Dataset excerpts:

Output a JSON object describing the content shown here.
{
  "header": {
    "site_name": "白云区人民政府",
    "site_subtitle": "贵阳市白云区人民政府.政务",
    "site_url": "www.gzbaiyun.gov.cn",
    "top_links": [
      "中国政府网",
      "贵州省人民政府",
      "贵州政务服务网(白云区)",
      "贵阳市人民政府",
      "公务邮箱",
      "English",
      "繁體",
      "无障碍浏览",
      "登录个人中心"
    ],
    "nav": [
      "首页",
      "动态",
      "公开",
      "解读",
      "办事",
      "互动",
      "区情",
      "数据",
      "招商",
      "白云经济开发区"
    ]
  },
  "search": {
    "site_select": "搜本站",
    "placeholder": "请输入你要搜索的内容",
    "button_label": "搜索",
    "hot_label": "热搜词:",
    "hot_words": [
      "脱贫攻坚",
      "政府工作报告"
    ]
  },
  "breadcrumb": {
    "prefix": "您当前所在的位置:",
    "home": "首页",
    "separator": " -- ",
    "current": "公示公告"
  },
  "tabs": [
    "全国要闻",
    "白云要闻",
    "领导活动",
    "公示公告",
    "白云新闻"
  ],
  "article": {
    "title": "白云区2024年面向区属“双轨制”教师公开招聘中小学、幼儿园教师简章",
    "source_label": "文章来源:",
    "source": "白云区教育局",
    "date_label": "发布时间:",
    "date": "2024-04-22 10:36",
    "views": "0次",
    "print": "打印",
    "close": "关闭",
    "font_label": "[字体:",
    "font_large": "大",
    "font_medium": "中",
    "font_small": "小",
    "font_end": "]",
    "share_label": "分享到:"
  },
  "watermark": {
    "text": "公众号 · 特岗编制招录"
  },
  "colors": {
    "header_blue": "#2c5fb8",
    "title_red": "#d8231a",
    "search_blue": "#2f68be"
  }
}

To be done:
Write the data out again in full and exactly.

Solution to the exercise:
Output a JSON object describing the content shown here.
{
  "header": {
    "site_name": "白云区人民政府",
    "site_subtitle": "贵阳市白云区人民政府.政务",
    "site_url": "www.gzbaiyun.gov.cn",
    "top_links": [
      "中国政府网",
      "贵州省人民政府",
      "贵州政务服务网(白云区)",
      "贵阳市人民政府",
      "公务邮箱",
      "English",
      "繁體",
      "无障碍浏览",
      "登录个人中心"
    ],
    "nav": [
      "首页",
      "动态",
      "公开",
      "解读",
      "办事",
      "互动",
      "区情",
      "数据",
      "招商",
      "白云经济开发区"
    ]
  },
  "search": {
    "site_select": "搜本站",
    "placeholder": "请输入你要搜索的内容",
    "button_label": "搜索",
    "hot_label": "热搜词:",
    "hot_words": [
      "脱贫攻坚",
      "政府工作报告"
    ]
  },
  "breadcrumb": {
    "prefix": "您当前所在的位置:",
    "home": "首页",
    "separator": " -- ",
    "current": "公示公告"
  },
  "tabs": [
    "全国要闻",
    "白云要闻",
    "领导活动",
    "公示公告",
    "白云新闻"
  ],
  "article": {
    "title": "白云区2024年面向区属“双轨制”教师公开招聘中小学、幼儿园教师简章",
    "source_label": "文章来源:",
    "source": "白云区教育局",
    "date_label": "发布时间:",
    "date": "2024-04-22 10:36",
    "views": "0次",
    "print": "打印",
    "close": "关闭",
    "font_label": "[字体:",
    "font_large": "大",
    "font_medium": "中",
    "font_small": "小",
    "font_end": "]",
    "share_label": "分享到:"
  },
  "watermark": {
    "text": "公众号 · 特岗编制招录"
  },
  "colors": {
    "header_blue": "#2c5fb8",
    "title_red": "#d8231a",
    "search_blue": "#2f68be"
  }
}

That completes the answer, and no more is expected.